### What to do
Print the entries below in their entirety, exactly as they are written.

## Start Exercise inputs

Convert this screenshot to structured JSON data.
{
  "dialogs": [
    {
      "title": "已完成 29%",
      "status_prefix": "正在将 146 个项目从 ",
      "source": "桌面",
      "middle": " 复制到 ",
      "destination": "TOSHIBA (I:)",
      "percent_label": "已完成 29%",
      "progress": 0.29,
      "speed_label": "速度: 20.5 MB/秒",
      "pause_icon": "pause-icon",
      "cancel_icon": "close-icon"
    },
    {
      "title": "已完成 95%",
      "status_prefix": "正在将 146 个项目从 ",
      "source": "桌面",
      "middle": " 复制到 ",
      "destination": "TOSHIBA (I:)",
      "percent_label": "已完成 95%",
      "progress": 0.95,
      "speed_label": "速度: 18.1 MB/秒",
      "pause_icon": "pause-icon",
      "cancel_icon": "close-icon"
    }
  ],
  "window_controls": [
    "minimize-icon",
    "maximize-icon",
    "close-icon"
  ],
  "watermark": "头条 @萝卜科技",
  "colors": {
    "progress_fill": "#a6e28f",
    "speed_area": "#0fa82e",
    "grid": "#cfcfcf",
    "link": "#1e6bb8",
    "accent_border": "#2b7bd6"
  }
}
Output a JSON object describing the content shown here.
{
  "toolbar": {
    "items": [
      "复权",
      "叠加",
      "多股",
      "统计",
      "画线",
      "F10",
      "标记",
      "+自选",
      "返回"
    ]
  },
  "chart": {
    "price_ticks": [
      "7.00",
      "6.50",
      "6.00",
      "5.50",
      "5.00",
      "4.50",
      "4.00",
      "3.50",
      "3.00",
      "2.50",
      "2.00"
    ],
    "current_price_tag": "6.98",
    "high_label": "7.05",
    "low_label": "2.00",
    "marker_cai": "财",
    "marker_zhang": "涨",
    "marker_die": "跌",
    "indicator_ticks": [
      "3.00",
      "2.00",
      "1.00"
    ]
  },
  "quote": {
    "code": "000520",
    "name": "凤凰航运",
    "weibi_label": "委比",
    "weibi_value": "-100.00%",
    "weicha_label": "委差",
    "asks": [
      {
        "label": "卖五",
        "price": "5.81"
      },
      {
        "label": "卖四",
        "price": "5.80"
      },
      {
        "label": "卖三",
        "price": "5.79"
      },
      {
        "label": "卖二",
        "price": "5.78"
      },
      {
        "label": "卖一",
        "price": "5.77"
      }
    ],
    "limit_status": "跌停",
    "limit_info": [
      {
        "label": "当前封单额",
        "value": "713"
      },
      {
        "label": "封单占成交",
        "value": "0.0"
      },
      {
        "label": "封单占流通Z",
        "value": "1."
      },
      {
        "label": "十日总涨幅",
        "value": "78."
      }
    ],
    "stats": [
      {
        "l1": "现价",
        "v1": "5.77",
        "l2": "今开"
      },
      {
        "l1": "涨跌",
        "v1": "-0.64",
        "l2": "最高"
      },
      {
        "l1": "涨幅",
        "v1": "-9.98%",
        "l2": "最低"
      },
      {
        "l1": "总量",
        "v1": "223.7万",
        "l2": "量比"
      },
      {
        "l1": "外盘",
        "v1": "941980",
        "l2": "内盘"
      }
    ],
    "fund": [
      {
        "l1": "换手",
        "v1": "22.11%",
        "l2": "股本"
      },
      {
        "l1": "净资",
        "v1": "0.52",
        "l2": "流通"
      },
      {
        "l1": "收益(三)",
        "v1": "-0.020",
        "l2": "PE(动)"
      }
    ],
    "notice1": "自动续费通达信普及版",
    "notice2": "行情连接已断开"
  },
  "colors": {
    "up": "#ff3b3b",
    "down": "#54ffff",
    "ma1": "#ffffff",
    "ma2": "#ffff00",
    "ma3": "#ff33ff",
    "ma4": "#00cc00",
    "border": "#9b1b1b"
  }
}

## End Exercise inputs

### Solution to this task
Convert this screenshot to structured JSON data.
{
  "dialogs": [
    {
      "title": "已完成 29%",
      "status_prefix": "正在将 146 个项目从 ",
      "source": "桌面",
      "middle": " 复制到 ",
      "destination": "TOSHIBA (I:)",
      "percent_label": "已完成 29%",
      "progress": 0.29,
      "speed_label": "速度: 20.5 MB/秒",
      "pause_icon": "pause-icon",
      "cancel_icon": "close-icon"
    },
    {
      "title": "已完成 95%",
      "status_prefix": "正在将 146 个项目从 ",
      "source": "桌面",
      "middle": " 复制到 ",
      "destination": "TOSHIBA (I:)",
      "percent_label": "已完成 95%",
      "progress": 0.95,
      "speed_label": "速度: 18.1 MB/秒",
      "pause_icon": "pause-icon",
      "cancel_icon": "close-icon"
    }
  ],
  "window_controls": [
    "minimize-icon",
    "maximize-icon",
    "close-icon"
  ],
  "watermark": "头条 @萝卜科技",
  "colors": {
    "progress_fill": "#a6e28f",
    "speed_area": "#0fa82e",
    "grid": "#cfcfcf",
    "link": "#1e6bb8",
    "accent_border": "#2b7bd6"
  }
}
Output a JSON object describing the content shown here.
{
  "toolbar": {
    "items": [
      "复权",
      "叠加",
      "多股",
      "统计",
      "画线",
      "F10",
      "标记",
      "+自选",
      "返回"
    ]
  },
  "chart": {
    "price_ticks": [
      "7.00",
      "6.50",
      "6.00",
      "5.50",
      "5.00",
      "4.50",
      "4.00",
      "3.50",
      "3.00",
      "2.50",
      "2.00"
    ],
    "current_price_tag": "6.98",
    "high_label": "7.05",
    "low_label": "2.00",
    "marker_cai": "财",
    "marker_zhang": "涨",
    "marker_die": "跌",
    "indicator_ticks": [
      "3.00",
      "2.00",
      "1.00"
    ]
  },
  "quote": {
    "code": "000520",
    "name": "凤凰航运",
    "weibi_label": "委比",
    "weibi_value": "-100.00%",
    "weicha_label": "委差",
    "asks": [
      {
        "label": "卖五",
        "price": "5.81"
      },
      {
        "label": "卖四",
        "price": "5.80"
      },
      {
        "label": "卖三",
        "price": "5.79"
      },
      {
        "label": "卖二",
        "price": "5.78"
      },
      {
        "label": "卖一",
        "price": "5.77"
      }
    ],
    "limit_status": "跌停",
    "limit_info": [
      {
        "label": "当前封单额",
        "value": "713"
      },
      {
        "label": "封单占成交",
        "value": "0.0"
      },
      {
        "label": "封单占流通Z",
        "value": "1."
      },
      {
        "label": "十日总涨幅",
        "value": "78."
      }
    ],
    "stats": [
      {
        "l1": "现价",
        "v1": "5.77",
        "l2": "今开"
      },
      {
        "l1": "涨跌",
        "v1": "-0.64",
        "l2": "最高"
      },
      {
        "l1": "涨幅",
        "v1": "-9.98%",
        "l2": "最低"
      },
      {
        "l1": "总量",
        "v1": "223.7万",
        "l2": "量比"
      },
      {
        "l1": "外盘",
        "v1": "941980",
        "l2": "内盘"
      }
    ],
    "fund": [
      {
        "l1": "换手",
        "v1": "22.11%",
        "l2": "股本"
      },
      {
        "l1": "净资",
        "v1": "0.52",
        "l2": "流通"
      },
      {
        "l1": "收益(三)",
        "v1": "-0.020",
        "l2": "PE(动)"
      }
    ],
    "notice1": "自动续费通达信普及版",
    "notice2": "行情连接已断开"
  },
  "colors": {
    "up": "#ff3b3b",
    "down": "#54ffff",
    "ma1": "#ffffff",
    "ma2": "#ffff00",
    "ma3": "#ff33ff",
    "ma4": "#00cc00",
    "border": "#9b1b1b"
  }
}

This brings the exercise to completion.